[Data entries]
_____
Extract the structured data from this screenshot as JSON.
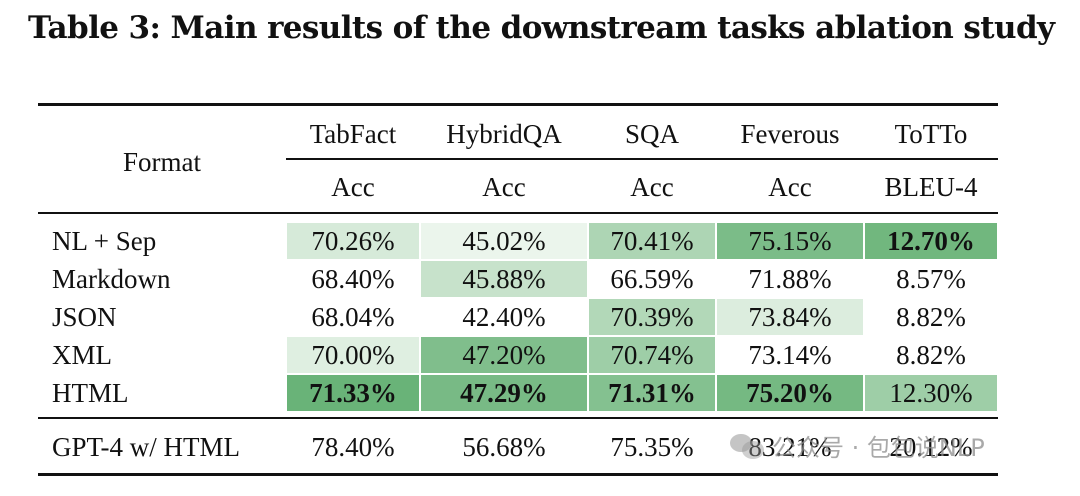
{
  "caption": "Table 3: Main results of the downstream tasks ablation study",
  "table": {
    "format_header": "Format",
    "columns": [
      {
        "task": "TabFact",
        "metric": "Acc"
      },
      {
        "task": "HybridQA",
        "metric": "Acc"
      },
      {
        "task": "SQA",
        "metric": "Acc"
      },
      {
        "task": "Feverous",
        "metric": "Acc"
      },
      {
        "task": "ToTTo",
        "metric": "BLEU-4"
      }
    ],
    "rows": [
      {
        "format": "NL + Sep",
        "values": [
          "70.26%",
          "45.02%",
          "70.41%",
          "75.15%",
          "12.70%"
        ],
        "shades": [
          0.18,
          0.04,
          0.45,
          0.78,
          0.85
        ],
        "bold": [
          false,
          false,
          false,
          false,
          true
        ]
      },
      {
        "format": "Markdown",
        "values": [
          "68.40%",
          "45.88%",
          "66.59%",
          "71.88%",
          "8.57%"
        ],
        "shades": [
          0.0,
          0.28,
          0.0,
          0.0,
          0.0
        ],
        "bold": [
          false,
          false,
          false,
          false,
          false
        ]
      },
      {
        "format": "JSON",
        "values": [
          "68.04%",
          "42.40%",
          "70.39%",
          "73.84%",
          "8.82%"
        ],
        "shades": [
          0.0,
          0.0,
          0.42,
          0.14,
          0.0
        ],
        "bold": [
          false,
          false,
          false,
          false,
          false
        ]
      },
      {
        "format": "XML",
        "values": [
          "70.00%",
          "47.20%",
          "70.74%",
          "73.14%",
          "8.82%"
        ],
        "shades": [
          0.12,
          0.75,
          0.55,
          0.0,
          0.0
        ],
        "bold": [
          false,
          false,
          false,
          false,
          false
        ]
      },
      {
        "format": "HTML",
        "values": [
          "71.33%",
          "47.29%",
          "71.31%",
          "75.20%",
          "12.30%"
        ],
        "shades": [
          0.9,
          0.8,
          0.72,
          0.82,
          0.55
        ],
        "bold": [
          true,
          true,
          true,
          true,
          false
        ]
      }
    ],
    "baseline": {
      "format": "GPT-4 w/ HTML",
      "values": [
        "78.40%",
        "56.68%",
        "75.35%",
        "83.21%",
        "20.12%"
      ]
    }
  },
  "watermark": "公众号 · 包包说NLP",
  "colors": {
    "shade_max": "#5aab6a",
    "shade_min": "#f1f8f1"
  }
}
_____
Repeat the material above word for word and skip every image in it.

▸ The result:
Extract the structured data from this screenshot as JSON.
{
  "caption": "Table 3: Main results of the downstream tasks ablation study",
  "table": {
    "format_header": "Format",
    "columns": [
      {
        "task": "TabFact",
        "metric": "Acc"
      },
      {
        "task": "HybridQA",
        "metric": "Acc"
      },
      {
        "task": "SQA",
        "metric": "Acc"
      },
      {
        "task": "Feverous",
        "metric": "Acc"
      },
      {
        "task": "ToTTo",
        "metric": "BLEU-4"
      }
    ],
    "rows": [
      {
        "format": "NL + Sep",
        "values": [
          "70.26%",
          "45.02%",
          "70.41%",
          "75.15%",
          "12.70%"
        ],
        "shades": [
          0.18,
          0.04,
          0.45,
          0.78,
          0.85
        ],
        "bold": [
          false,
          false,
          false,
          false,
          true
        ]
      },
      {
        "format": "Markdown",
        "values": [
          "68.40%",
          "45.88%",
          "66.59%",
          "71.88%",
          "8.57%"
        ],
        "shades": [
          0.0,
          0.28,
          0.0,
          0.0,
          0.0
        ],
        "bold": [
          false,
          false,
          false,
          false,
          false
        ]
      },
      {
        "format": "JSON",
        "values": [
          "68.04%",
          "42.40%",
          "70.39%",
          "73.84%",
          "8.82%"
        ],
        "shades": [
          0.0,
          0.0,
          0.42,
          0.14,
          0.0
        ],
        "bold": [
          false,
          false,
          false,
          false,
          false
        ]
      },
      {
        "format": "XML",
        "values": [
          "70.00%",
          "47.20%",
          "70.74%",
          "73.14%",
          "8.82%"
        ],
        "shades": [
          0.12,
          0.75,
          0.55,
          0.0,
          0.0
        ],
        "bold": [
          false,
          false,
          false,
          false,
          false
        ]
      },
      {
        "format": "HTML",
        "values": [
          "71.33%",
          "47.29%",
          "71.31%",
          "75.20%",
          "12.30%"
        ],
        "shades": [
          0.9,
          0.8,
          0.72,
          0.82,
          0.55
        ],
        "bold": [
          true,
          true,
          true,
          true,
          false
        ]
      }
    ],
    "baseline": {
      "format": "GPT-4 w/ HTML",
      "values": [
        "78.40%",
        "56.68%",
        "75.35%",
        "83.21%",
        "20.12%"
      ]
    }
  },
  "watermark": "公众号 · 包包说NLP",
  "colors": {
    "shade_max": "#5aab6a",
    "shade_min": "#f1f8f1"
  }
}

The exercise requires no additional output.